INSTRUCCIÓN ESCRITA 1 ::
Según el texto sobre la muerte de Néstor Kirchner, ¿en qué ciudad vive el hermano de quien escribe?

TEXTO PROPORCIONADO ::
################

Pero en honor a la verdad y a lo que se respira en las calles, estos días han sido mucho más que política. El miércoles a la noche, conocida desde la mañana la noticia de la muerte de Néstor Kirchner (acá todo el mundo le dice Néstor, a secas) una multitud triste y desconcertada se juntó en la Plaza de Mayo a darse aliento y a llorar junta. Familias enteras, viejos peronistas del ‘50, marxistas conversos, curiosos miembros de la clase media; todos parecían querer participar de la despedida al hombre que ahora marcha lento entre la gente, en el auto que transporta su féretro hasta el avión que lo devolverá a la tierra en la que empezó a construir su mito.
Mi hermano, que vive en Comodoro Rivadavia, me mandó un mail hace un rato después de que yo le escribiera preguntándole cómo estabas las cosas por el sur después de la noticia. Me contestó: “Acá les vino como un tortazo. los guapos quedaron huérfanos y el resto extraña a Néstor, el que les dio protagonismo y los puso en un mapa, el que popularizó la región y llevó a las papas fritas el sabor del corderito patagónico. El que hizo de la Argentina una patagonia entera y acá todos fueron más argentinos que nadie. Nestor era everything y ahora todo es nothing. Lo triste es ver esa escena, como el día después de una eliminación mundialista. Una persona que trabaja acá me preguntó ayer, apesadumbrado; “¿ya fue el sur, no?”.
No tuve la suerte de ser kirchnerista, como le escuché decir hace poco a un conocido, pero desde que me enteré de la noticia no puedo dejar de sentirme cada vez más perturbado, hora tras hora. No sé si la palabra que mejor defina mi estado de ánimo es “tristeza”, pero tengo 27 años y durante todos estos días vi a mucha gente de mi edad llorar cerca mío. Esa es una experiencia importante, básicamente porque te hace preguntar adónde estuviste los últimos siete años. Yo, más o menos, sé por donde estuve: estuve en la izquierda universitaria, estuve trabajando como periodista, estuve recibiendo una beca del Estado para producir una investigación que leerían 30 o 40 personas (con suerte), estuve mudándome de ciudad, vendiendo mi fuerza de trabajo a un mercado laboral horrible por un precio que no alcanza ni para alquilar un monoambiente; estuve haciendo eso y más cosas, como casi todos los de mi generación, criados durante el menemismo y la Alianza, formados políticamente al calor del estado de sitio del 2001, entre la oscura teoría política de las universidades y las experiencias de organización de la calle. Años de clubes del trueque y oposición a la Ley de Educación Superior. Años de expectativa, para unos, en el proceso político que se avecinaba, y decepción en otros, que veían en Kirchner la cara más amable de una moneda igual de burda que la de sus predecesores.

################

Filas de elementos y coordenadas ::

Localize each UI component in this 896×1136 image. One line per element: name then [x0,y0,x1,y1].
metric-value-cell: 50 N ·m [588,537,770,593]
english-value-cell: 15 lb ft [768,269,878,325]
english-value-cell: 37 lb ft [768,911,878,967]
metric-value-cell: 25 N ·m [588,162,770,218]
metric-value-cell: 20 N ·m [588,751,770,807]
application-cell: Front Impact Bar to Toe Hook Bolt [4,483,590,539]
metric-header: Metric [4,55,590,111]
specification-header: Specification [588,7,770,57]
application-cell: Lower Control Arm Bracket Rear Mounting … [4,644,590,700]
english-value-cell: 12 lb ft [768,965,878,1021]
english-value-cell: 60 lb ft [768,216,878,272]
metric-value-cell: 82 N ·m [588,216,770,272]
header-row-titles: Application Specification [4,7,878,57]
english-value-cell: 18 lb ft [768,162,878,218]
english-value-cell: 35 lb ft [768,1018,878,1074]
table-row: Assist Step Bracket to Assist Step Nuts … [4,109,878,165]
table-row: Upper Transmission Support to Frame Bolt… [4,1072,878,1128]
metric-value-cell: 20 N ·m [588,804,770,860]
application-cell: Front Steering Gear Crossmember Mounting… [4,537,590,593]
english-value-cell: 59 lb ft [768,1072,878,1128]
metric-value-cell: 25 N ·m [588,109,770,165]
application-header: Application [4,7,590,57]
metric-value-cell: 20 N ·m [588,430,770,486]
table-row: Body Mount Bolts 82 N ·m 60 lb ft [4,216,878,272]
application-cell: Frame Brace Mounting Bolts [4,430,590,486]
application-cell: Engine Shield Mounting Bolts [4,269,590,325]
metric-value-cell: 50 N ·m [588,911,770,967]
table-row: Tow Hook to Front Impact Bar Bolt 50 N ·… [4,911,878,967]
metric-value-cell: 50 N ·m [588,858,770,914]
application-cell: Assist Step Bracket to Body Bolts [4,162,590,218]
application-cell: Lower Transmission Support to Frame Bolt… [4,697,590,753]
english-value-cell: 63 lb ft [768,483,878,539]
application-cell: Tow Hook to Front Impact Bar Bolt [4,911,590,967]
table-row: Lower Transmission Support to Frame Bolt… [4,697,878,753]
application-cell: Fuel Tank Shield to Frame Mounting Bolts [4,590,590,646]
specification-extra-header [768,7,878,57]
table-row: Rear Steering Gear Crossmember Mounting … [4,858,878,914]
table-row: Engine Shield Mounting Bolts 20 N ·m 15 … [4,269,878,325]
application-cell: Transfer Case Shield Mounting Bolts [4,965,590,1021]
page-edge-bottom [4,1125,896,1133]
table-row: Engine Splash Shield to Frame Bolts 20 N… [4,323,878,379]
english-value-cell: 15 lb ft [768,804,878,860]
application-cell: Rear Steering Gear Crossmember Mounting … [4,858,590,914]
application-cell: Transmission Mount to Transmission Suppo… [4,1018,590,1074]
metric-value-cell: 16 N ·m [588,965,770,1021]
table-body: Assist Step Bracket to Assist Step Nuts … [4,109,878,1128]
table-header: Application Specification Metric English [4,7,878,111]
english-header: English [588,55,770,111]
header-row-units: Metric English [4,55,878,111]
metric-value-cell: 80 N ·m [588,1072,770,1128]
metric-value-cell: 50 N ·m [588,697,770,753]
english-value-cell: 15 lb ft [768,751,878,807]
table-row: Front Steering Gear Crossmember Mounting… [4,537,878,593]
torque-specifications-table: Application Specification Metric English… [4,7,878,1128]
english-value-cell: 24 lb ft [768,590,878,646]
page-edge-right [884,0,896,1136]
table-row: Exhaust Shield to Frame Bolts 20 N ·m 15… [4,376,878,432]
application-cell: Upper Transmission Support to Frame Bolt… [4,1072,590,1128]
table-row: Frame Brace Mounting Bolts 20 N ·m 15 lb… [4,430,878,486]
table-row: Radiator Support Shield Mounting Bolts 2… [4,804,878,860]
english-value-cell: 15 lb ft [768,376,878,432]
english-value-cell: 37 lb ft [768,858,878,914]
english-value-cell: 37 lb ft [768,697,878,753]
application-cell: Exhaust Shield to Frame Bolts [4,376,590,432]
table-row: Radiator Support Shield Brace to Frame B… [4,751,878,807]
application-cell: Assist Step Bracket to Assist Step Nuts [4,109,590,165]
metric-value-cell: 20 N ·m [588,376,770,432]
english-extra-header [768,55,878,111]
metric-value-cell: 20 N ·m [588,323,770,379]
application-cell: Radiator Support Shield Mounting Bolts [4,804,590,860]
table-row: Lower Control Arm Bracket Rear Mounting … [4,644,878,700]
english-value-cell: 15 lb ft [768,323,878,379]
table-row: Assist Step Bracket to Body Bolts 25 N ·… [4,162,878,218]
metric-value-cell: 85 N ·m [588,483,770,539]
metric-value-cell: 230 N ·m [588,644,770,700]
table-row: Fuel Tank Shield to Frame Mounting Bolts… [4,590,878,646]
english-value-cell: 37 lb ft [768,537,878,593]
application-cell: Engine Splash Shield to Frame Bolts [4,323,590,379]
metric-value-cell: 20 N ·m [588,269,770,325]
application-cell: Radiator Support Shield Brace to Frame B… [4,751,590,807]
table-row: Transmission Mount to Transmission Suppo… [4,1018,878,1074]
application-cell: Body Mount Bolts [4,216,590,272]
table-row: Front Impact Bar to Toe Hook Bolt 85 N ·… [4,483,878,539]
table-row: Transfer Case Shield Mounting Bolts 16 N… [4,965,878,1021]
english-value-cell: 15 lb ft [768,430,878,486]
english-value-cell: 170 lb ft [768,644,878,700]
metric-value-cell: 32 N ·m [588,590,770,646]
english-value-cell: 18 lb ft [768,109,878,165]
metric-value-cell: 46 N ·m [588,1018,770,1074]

################

INSTRUCCIÓN ESCRITA 2 ::
Pasa a una lista JSON de cadenas todo lo que va desde el comienzo de las filas hasta la línea que contiene "metric-value-cell: 20 N ·m [588,751,770,807]", ambas incluidas. Usa una cadena por línea y omite las líneas en blanco.

RESPUESTA COMPLETA 1 ::
En Comodoro Rivadavia.

RESPUESTA COMPLETA 2 ::
[
  "Localize each UI component in this 896×1136 image. One line per element: name then [x0,y0,x1,y1].",
  "metric-value-cell: 50 N ·m [588,537,770,593]",
  "english-value-cell: 15 lb ft [768,269,878,325]",
  "english-value-cell: 37 lb ft [768,911,878,967]",
  "metric-value-cell: 25 N ·m [588,162,770,218]",
  "metric-value-cell: 20 N ·m [588,751,770,807]"
]